__TO DO__
Locate every line below that contains the word "bancaires" and copy it.
-- START OF TASK INPUTS --
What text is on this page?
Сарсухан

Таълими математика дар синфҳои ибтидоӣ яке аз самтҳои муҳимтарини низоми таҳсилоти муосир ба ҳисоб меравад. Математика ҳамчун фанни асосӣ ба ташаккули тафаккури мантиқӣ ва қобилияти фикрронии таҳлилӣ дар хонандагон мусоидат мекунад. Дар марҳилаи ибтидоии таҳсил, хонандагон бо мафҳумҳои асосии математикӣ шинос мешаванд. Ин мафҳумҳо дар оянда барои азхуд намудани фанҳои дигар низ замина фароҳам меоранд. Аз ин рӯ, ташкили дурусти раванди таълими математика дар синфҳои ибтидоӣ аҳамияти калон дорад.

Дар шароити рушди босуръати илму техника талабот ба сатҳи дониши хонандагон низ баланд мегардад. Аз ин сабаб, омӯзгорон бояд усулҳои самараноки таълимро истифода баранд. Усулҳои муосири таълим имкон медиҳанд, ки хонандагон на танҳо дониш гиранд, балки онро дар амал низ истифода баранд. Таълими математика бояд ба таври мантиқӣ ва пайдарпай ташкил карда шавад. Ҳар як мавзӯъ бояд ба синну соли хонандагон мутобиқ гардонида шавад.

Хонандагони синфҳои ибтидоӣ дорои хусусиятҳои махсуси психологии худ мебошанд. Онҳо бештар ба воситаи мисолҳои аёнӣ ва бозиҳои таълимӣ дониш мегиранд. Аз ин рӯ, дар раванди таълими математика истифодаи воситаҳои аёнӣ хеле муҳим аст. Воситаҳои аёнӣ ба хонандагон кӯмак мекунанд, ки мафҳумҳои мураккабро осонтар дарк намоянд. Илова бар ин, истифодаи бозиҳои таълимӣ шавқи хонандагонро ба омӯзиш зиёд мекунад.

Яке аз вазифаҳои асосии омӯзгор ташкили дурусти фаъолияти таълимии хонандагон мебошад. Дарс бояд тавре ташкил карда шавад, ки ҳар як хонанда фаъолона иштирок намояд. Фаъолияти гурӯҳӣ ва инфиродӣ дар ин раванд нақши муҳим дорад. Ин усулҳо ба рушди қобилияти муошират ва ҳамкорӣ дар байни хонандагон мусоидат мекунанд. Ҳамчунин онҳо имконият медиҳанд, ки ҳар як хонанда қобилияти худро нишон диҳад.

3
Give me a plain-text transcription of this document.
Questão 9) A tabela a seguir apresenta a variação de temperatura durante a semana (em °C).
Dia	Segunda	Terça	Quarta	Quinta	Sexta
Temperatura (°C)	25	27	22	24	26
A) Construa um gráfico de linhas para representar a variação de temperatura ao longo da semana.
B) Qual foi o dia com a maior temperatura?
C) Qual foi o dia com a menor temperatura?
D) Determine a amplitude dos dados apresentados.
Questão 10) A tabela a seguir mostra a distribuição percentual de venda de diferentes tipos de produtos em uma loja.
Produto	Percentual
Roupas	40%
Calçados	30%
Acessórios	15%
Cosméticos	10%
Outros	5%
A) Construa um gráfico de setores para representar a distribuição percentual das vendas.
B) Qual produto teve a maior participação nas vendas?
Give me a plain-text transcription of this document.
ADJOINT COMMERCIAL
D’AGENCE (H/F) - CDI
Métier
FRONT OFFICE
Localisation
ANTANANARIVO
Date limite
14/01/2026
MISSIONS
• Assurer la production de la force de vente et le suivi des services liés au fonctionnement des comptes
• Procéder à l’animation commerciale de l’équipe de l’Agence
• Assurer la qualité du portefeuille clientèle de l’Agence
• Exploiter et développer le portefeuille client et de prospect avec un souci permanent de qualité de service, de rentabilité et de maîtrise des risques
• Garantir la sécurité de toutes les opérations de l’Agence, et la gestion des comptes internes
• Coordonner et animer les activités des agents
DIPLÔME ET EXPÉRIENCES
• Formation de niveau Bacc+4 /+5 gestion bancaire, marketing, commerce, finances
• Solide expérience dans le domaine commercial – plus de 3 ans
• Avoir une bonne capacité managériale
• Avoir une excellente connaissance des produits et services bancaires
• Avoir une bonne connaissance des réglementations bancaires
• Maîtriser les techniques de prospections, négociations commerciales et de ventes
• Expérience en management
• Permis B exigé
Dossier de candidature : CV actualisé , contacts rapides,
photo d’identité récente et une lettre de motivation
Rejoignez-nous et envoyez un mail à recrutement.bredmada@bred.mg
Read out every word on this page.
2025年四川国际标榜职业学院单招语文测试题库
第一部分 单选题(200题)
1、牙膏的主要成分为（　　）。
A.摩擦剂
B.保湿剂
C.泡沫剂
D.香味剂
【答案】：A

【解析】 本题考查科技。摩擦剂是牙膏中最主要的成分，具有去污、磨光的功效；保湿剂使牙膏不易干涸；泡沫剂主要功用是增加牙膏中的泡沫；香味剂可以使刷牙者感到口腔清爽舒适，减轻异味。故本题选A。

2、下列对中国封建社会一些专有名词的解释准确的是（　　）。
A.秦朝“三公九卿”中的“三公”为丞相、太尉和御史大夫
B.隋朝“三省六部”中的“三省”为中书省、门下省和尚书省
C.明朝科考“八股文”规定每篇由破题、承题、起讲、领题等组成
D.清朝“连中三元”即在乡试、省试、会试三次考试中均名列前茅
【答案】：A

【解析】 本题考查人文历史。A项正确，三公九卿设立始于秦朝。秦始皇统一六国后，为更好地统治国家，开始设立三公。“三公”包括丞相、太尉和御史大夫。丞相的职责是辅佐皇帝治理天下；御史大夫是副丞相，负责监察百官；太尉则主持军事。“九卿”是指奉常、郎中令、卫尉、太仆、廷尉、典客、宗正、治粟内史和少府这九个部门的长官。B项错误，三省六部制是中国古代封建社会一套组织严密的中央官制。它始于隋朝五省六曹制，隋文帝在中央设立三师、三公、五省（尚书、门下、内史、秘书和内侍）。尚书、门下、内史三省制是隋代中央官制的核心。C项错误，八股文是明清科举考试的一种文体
-- END OF TASK INPUTS --
__RESPONSE__
• Avoir une excellente connaissance des produits et services bancaires
• Avoir une bonne connaissance des réglementations bancaires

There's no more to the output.